### TASK TO COMPLETE
Reproduce the listing below exactly. Pictures do not belong in the copy.

[Collected data entries]
■ ■ ■

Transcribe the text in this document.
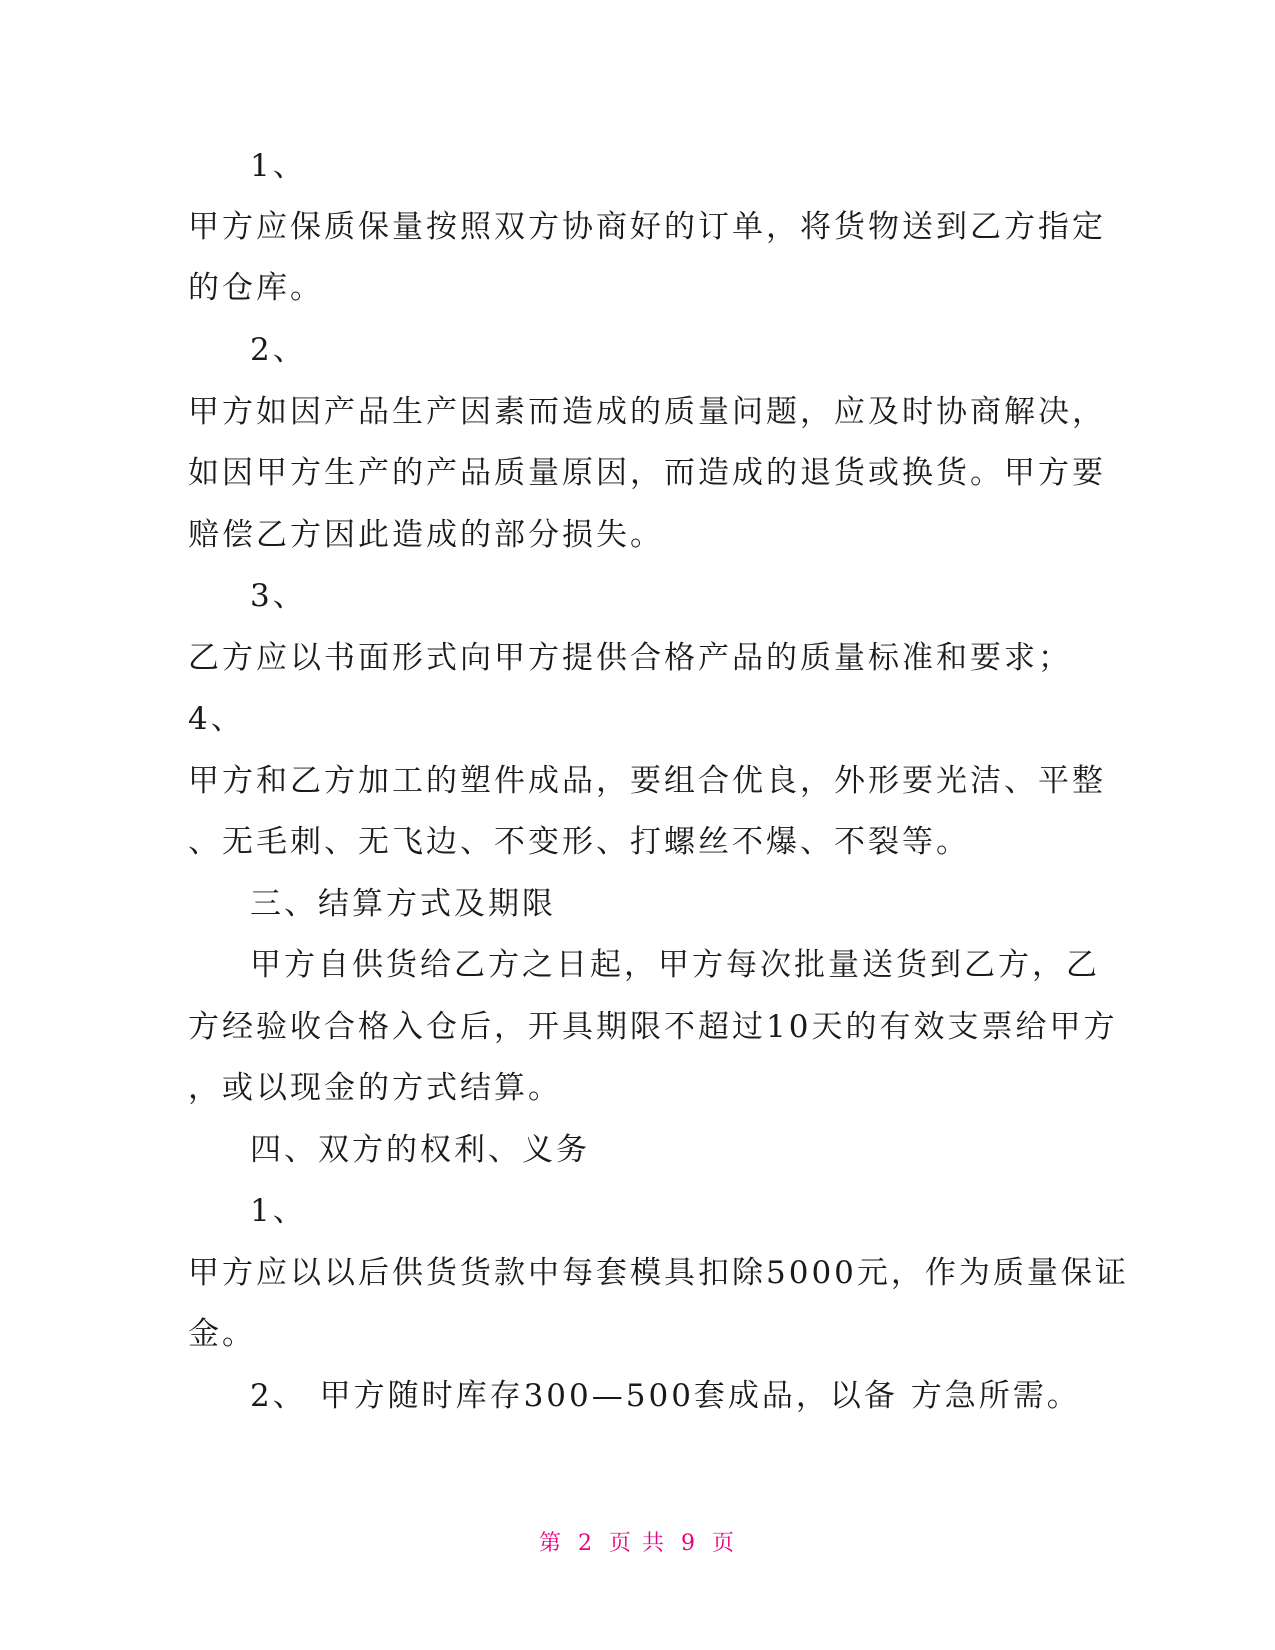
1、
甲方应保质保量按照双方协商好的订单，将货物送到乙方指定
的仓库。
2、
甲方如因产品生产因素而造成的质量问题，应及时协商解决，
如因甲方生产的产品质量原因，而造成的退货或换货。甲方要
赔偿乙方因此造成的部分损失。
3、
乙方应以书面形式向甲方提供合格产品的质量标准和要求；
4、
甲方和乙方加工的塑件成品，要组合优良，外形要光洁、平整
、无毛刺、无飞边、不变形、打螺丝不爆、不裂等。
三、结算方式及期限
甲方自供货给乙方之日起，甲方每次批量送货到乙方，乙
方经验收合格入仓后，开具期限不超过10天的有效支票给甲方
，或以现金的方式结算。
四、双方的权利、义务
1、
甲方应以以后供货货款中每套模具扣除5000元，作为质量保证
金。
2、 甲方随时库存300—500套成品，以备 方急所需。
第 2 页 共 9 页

■ ■ ■

### COMPLETED EXERCISE
Transcribe the text in this document.
1、
甲方应保质保量按照双方协商好的订单，将货物送到乙方指定
的仓库。
2、
甲方如因产品生产因素而造成的质量问题，应及时协商解决，
如因甲方生产的产品质量原因，而造成的退货或换货。甲方要
赔偿乙方因此造成的部分损失。
3、
乙方应以书面形式向甲方提供合格产品的质量标准和要求；
4、
甲方和乙方加工的塑件成品，要组合优良，外形要光洁、平整
、无毛刺、无飞边、不变形、打螺丝不爆、不裂等。
三、结算方式及期限
甲方自供货给乙方之日起，甲方每次批量送货到乙方，乙
方经验收合格入仓后，开具期限不超过10天的有效支票给甲方
，或以现金的方式结算。
四、双方的权利、义务
1、
甲方应以以后供货货款中每套模具扣除5000元，作为质量保证
金。
2、 甲方随时库存300—500套成品，以备 方急所需。
第 2 页 共 9 页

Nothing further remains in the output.